* Written instruction *
Do any lines in the data below contain "JSON"? If so, copy every one of them.

* Records provided *
^^^^^^^^^^^^^^^^

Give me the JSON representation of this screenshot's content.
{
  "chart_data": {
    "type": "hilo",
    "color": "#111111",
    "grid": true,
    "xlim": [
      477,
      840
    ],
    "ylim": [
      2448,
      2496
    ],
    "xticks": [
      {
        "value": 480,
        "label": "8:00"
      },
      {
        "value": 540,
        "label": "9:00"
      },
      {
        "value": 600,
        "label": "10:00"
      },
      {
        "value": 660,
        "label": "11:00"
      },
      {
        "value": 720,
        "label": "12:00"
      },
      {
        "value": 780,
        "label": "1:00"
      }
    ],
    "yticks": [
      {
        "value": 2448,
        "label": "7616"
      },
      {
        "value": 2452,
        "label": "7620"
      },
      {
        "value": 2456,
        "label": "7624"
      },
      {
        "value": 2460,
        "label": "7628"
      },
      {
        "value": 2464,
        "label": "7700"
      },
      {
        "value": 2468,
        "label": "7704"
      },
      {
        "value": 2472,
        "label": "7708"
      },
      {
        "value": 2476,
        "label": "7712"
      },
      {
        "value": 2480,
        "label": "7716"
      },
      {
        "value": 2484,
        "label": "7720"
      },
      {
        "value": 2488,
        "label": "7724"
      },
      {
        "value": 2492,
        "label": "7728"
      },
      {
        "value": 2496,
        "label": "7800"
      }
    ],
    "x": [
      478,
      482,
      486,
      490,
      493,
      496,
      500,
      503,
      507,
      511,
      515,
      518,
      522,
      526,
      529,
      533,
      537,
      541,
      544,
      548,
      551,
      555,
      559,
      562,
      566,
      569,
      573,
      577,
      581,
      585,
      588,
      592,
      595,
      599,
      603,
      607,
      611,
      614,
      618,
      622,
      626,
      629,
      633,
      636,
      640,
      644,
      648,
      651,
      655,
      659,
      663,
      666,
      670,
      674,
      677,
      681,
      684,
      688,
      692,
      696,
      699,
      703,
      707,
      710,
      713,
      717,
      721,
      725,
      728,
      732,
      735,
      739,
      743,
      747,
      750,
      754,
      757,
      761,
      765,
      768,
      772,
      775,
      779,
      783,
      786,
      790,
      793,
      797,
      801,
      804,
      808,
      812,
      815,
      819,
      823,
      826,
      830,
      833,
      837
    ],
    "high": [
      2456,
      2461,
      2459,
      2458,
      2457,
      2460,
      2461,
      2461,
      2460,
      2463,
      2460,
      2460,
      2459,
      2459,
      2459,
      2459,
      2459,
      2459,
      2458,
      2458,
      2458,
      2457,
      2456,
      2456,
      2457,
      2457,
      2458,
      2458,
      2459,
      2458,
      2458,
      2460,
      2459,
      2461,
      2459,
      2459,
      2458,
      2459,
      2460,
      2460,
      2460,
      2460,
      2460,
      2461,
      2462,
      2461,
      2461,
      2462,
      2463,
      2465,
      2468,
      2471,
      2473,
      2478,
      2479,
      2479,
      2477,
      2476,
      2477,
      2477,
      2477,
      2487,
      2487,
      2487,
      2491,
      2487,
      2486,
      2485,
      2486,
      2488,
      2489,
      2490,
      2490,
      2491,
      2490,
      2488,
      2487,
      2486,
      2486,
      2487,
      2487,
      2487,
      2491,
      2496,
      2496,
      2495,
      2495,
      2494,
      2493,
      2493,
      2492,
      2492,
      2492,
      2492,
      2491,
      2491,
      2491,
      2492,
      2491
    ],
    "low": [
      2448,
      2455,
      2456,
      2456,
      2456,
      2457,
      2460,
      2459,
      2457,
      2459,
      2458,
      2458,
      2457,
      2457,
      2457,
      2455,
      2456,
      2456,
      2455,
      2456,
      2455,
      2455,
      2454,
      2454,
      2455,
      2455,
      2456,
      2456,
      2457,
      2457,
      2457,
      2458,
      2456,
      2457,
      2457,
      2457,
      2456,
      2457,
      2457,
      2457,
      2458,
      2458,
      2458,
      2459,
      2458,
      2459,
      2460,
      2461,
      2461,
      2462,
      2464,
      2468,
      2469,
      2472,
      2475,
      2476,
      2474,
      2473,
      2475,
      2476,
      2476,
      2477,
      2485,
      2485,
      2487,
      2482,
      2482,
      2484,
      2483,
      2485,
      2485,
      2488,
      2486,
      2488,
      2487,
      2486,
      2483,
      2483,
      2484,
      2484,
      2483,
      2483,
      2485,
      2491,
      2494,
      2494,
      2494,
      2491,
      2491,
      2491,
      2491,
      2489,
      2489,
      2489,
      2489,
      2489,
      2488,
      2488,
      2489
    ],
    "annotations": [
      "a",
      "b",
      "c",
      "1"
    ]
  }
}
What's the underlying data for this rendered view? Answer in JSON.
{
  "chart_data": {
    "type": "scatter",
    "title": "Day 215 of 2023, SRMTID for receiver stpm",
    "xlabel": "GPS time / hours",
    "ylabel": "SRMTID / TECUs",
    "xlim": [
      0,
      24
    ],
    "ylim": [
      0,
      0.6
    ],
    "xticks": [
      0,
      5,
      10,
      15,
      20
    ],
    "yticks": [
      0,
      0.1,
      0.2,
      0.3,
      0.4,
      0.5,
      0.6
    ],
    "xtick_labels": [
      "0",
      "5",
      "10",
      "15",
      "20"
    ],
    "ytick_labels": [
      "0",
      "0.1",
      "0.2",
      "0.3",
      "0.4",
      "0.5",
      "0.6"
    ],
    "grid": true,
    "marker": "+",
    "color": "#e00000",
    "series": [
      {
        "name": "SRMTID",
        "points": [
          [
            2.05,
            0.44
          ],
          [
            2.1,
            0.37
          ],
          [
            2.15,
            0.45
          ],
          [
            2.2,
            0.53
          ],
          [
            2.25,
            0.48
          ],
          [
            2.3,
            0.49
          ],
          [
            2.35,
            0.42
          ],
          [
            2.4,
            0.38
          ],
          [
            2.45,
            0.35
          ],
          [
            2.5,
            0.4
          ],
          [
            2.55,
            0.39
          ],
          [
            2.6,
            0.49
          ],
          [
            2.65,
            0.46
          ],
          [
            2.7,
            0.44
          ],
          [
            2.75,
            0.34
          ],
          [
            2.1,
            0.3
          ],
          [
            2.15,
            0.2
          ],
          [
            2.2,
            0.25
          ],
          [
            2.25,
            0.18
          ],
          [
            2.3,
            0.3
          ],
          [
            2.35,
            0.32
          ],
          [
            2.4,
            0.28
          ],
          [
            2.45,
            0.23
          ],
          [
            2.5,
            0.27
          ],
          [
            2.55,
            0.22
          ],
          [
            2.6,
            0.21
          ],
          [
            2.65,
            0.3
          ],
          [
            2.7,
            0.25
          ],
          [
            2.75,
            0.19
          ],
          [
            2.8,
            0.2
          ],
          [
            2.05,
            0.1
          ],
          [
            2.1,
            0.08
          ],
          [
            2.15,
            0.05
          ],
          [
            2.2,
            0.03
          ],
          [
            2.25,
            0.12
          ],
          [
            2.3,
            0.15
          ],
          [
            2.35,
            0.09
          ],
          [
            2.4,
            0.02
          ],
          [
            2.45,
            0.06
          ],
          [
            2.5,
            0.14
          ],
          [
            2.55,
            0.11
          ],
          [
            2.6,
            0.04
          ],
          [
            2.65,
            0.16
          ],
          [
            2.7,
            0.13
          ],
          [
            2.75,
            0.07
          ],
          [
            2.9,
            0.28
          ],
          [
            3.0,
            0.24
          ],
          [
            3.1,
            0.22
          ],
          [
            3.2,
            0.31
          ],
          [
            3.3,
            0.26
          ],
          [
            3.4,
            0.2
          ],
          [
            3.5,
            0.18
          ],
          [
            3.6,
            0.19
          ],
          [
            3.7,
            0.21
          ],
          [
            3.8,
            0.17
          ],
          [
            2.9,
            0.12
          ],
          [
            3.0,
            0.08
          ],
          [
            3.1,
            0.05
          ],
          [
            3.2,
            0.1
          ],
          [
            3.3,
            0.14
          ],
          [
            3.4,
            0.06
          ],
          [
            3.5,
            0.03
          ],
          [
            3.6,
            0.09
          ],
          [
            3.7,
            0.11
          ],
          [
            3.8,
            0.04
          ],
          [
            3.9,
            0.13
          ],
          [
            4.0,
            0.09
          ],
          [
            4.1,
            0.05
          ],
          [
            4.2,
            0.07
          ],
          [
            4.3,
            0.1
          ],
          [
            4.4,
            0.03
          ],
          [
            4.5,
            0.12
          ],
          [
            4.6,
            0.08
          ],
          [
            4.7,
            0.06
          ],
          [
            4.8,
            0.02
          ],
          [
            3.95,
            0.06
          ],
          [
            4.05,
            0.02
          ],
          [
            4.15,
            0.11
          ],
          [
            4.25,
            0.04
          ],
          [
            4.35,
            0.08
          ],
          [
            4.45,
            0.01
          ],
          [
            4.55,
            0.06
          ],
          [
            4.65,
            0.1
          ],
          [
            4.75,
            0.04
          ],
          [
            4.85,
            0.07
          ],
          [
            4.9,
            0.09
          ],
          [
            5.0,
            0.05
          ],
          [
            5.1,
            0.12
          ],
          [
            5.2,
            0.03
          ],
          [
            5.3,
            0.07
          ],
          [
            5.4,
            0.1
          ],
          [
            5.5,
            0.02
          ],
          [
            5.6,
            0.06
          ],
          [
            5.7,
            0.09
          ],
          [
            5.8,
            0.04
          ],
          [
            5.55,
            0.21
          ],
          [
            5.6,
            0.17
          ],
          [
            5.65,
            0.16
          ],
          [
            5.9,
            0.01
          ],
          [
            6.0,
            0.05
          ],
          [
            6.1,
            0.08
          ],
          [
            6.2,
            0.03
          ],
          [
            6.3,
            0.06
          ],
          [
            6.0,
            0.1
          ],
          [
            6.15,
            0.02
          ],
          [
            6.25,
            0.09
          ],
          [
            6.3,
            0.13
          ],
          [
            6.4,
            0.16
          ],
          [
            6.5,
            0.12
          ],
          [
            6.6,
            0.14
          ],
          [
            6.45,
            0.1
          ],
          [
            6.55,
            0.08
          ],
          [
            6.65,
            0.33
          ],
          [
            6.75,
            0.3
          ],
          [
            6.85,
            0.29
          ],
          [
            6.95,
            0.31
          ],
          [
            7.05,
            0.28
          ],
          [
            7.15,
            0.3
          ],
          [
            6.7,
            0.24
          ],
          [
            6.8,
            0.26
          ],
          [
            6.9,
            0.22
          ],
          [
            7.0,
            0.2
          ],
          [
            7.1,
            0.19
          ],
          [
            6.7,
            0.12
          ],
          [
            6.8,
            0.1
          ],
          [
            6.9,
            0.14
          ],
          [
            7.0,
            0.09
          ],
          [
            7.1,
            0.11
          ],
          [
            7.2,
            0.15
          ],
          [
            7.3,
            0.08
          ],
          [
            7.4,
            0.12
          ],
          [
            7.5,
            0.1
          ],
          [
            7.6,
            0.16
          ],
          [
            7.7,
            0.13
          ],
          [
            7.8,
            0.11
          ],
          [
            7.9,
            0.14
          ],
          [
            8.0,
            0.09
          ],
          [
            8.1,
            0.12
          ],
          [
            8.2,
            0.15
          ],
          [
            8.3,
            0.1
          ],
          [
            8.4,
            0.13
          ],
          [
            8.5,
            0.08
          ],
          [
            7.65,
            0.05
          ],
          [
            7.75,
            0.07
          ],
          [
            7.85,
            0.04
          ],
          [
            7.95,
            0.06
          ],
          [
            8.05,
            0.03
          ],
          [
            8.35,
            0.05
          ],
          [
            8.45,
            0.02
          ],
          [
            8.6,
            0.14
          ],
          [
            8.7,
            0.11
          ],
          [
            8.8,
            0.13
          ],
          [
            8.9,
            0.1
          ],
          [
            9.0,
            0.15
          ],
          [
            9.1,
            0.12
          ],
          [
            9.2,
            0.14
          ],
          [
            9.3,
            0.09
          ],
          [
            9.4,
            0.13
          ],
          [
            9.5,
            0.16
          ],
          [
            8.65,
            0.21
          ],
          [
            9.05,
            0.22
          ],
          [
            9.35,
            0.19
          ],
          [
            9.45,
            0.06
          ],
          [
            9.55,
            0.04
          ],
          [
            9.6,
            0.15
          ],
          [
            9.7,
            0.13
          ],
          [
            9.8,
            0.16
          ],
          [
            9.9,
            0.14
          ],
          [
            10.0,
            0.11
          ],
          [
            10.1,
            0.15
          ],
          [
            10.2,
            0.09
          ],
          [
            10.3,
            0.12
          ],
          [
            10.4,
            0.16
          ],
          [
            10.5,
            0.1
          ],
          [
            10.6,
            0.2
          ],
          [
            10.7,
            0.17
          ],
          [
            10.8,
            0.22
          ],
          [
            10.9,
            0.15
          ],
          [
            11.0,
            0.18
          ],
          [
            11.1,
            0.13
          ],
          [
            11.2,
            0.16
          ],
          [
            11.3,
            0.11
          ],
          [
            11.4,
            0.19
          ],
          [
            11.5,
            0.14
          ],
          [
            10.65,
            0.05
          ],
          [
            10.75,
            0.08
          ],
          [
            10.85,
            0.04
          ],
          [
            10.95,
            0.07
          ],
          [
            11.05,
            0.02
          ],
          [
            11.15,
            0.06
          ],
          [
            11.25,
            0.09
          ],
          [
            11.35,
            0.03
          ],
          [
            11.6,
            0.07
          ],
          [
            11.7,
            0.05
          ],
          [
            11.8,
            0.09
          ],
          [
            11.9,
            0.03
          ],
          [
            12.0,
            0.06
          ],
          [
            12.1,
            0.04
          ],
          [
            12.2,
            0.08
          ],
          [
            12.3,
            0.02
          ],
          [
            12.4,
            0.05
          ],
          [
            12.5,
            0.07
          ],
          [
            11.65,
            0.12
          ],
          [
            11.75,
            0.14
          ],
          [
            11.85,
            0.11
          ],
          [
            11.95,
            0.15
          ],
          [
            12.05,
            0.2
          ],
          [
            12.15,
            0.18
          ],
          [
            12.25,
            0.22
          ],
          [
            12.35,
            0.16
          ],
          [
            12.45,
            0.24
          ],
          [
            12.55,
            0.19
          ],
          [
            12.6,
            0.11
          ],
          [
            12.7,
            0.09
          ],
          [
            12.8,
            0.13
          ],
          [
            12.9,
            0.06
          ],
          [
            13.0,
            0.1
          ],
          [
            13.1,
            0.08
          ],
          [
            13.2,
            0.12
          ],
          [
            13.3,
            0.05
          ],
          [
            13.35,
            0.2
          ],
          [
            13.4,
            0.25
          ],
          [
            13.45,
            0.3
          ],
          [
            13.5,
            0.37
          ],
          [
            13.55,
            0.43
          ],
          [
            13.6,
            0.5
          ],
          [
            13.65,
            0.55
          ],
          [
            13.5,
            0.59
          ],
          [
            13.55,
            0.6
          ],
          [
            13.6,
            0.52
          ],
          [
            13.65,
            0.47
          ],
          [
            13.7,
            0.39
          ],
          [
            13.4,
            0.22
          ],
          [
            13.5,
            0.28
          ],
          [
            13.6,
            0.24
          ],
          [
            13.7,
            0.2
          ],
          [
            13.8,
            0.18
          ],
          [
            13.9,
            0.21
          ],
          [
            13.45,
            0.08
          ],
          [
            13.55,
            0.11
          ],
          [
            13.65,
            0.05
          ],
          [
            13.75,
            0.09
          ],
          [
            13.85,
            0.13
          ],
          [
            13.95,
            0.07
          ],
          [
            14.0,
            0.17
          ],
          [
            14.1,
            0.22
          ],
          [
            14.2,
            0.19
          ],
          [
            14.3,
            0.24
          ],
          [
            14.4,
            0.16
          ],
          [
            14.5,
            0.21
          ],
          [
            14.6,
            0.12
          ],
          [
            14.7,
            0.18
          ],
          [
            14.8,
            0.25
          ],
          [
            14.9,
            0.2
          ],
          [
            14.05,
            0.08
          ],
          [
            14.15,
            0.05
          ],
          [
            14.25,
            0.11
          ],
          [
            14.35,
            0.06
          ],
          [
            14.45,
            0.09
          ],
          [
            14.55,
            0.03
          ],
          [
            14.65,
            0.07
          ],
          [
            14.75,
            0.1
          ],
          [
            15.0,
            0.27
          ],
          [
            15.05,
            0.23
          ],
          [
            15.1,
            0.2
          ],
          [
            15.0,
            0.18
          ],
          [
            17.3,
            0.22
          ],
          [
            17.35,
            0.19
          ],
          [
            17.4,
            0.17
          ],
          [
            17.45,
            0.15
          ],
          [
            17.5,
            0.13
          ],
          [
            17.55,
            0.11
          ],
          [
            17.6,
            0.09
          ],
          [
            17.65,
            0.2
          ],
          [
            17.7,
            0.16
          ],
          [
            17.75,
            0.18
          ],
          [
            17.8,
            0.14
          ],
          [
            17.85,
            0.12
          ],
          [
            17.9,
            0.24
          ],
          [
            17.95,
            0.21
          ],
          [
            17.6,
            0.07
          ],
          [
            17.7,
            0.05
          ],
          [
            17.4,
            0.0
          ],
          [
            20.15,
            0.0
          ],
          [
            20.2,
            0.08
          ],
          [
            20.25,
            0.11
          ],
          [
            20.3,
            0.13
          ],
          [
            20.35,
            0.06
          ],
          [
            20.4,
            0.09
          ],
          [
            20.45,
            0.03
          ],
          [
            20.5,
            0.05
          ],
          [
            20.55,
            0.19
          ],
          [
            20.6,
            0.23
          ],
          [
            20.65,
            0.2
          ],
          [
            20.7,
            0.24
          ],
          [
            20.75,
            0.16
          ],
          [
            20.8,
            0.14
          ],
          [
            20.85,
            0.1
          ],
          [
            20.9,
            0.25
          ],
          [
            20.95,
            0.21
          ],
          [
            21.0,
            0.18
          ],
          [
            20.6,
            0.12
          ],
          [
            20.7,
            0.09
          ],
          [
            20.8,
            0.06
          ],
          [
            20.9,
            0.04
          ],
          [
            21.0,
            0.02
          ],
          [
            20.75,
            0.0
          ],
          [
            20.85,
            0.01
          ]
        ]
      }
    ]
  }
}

^^^^^^^^^^^^^^^^

* Output for this task *
Give me the JSON representation of this screenshot's content.
What's the underlying data for this rendered view? Answer in JSON.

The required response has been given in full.